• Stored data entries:
╭──

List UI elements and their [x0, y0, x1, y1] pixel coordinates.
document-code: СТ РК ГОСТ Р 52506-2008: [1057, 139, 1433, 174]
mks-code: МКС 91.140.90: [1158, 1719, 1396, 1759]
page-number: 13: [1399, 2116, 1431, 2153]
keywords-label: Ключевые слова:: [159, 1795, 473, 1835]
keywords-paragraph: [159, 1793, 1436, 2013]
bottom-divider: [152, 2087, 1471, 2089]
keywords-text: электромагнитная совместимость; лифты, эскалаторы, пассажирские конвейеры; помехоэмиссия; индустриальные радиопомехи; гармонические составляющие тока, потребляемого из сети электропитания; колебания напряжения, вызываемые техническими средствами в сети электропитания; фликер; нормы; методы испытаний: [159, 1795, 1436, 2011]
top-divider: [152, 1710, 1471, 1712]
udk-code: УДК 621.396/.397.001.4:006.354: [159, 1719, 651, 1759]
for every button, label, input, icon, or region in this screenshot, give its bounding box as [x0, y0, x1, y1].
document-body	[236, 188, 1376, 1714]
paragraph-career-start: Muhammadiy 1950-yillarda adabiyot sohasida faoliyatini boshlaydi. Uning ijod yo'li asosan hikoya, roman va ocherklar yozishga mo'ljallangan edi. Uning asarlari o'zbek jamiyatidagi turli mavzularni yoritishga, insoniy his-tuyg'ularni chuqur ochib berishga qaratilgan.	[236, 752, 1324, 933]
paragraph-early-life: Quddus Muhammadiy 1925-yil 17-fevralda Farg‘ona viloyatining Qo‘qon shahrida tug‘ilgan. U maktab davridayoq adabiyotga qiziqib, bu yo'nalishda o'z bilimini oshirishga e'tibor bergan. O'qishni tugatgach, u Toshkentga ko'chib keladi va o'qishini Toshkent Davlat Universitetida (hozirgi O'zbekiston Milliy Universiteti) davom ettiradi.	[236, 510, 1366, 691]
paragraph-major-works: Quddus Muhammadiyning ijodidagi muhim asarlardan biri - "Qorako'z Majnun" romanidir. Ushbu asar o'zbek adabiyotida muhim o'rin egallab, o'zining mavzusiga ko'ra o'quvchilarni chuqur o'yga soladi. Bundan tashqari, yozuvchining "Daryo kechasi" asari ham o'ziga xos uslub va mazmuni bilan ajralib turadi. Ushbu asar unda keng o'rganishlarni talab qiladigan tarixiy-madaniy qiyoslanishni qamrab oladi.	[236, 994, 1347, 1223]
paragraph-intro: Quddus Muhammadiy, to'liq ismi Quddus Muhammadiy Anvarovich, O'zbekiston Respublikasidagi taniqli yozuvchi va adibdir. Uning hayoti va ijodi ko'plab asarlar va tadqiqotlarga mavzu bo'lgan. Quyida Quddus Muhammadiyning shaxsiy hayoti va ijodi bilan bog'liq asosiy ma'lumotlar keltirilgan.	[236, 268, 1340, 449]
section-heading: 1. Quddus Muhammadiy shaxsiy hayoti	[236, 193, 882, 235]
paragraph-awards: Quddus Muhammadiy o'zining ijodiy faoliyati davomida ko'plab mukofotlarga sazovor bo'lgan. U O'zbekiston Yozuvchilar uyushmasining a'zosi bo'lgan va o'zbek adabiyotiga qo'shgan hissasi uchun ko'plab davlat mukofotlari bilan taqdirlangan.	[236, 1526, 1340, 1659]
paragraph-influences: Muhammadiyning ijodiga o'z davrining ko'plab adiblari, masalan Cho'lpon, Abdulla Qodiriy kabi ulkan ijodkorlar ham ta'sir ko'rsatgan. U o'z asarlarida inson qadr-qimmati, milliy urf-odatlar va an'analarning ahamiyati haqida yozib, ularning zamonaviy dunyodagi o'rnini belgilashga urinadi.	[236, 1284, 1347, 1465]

╰──

• What to work on: Copy out every line of the items above without changing a single character.

• Solution below:
List UI elements and their [x0, y0, x1, y1] pixel coordinates.
document-code: СТ РК ГОСТ Р 52506-2008: [1057, 139, 1433, 174]
mks-code: МКС 91.140.90: [1158, 1719, 1396, 1759]
page-number: 13: [1399, 2116, 1431, 2153]
keywords-label: Ключевые слова:: [159, 1795, 473, 1835]
keywords-paragraph: [159, 1793, 1436, 2013]
bottom-divider: [152, 2087, 1471, 2089]
keywords-text: электромагнитная совместимость; лифты, эскалаторы, пассажирские конвейеры; помехоэмиссия; индустриальные радиопомехи; гармонические составляющие тока, потребляемого из сети электропитания; колебания напряжения, вызываемые техническими средствами в сети электропитания; фликер; нормы; методы испытаний: [159, 1795, 1436, 2011]
top-divider: [152, 1710, 1471, 1712]
udk-code: УДК 621.396/.397.001.4:006.354: [159, 1719, 651, 1759]
for every button, label, input, icon, or region in this screenshot, give its bounding box as [x0, y0, x1, y1].
document-body	[236, 188, 1376, 1714]
paragraph-career-start: Muhammadiy 1950-yillarda adabiyot sohasida faoliyatini boshlaydi. Uning ijod yo'li asosan hikoya, roman va ocherklar yozishga mo'ljallangan edi. Uning asarlari o'zbek jamiyatidagi turli mavzularni yoritishga, insoniy his-tuyg'ularni chuqur ochib berishga qaratilgan.	[236, 752, 1324, 933]
paragraph-early-life: Quddus Muhammadiy 1925-yil 17-fevralda Farg‘ona viloyatining Qo‘qon shahrida tug‘ilgan. U maktab davridayoq adabiyotga qiziqib, bu yo'nalishda o'z bilimini oshirishga e'tibor bergan. O'qishni tugatgach, u Toshkentga ko'chib keladi va o'qishini Toshkent Davlat Universitetida (hozirgi O'zbekiston Milliy Universiteti) davom ettiradi.	[236, 510, 1366, 691]
paragraph-major-works: Quddus Muhammadiyning ijodidagi muhim asarlardan biri - "Qorako'z Majnun" romanidir. Ushbu asar o'zbek adabiyotida muhim o'rin egallab, o'zining mavzusiga ko'ra o'quvchilarni chuqur o'yga soladi. Bundan tashqari, yozuvchining "Daryo kechasi" asari ham o'ziga xos uslub va mazmuni bilan ajralib turadi. Ushbu asar unda keng o'rganishlarni talab qiladigan tarixiy-madaniy qiyoslanishni qamrab oladi.	[236, 994, 1347, 1223]
paragraph-intro: Quddus Muhammadiy, to'liq ismi Quddus Muhammadiy Anvarovich, O'zbekiston Respublikasidagi taniqli yozuvchi va adibdir. Uning hayoti va ijodi ko'plab asarlar va tadqiqotlarga mavzu bo'lgan. Quyida Quddus Muhammadiyning shaxsiy hayoti va ijodi bilan bog'liq asosiy ma'lumotlar keltirilgan.	[236, 268, 1340, 449]
section-heading: 1. Quddus Muhammadiy shaxsiy hayoti	[236, 193, 882, 235]
paragraph-awards: Quddus Muhammadiy o'zining ijodiy faoliyati davomida ko'plab mukofotlarga sazovor bo'lgan. U O'zbekiston Yozuvchilar uyushmasining a'zosi bo'lgan va o'zbek adabiyotiga qo'shgan hissasi uchun ko'plab davlat mukofotlari bilan taqdirlangan.	[236, 1526, 1340, 1659]
paragraph-influences: Muhammadiyning ijodiga o'z davrining ko'plab adiblari, masalan Cho'lpon, Abdulla Qodiriy kabi ulkan ijodkorlar ham ta'sir ko'rsatgan. U o'z asarlarida inson qadr-qimmati, milliy urf-odatlar va an'analarning ahamiyati haqida yozib, ularning zamonaviy dunyodagi o'rnini belgilashga urinadi.	[236, 1284, 1347, 1465]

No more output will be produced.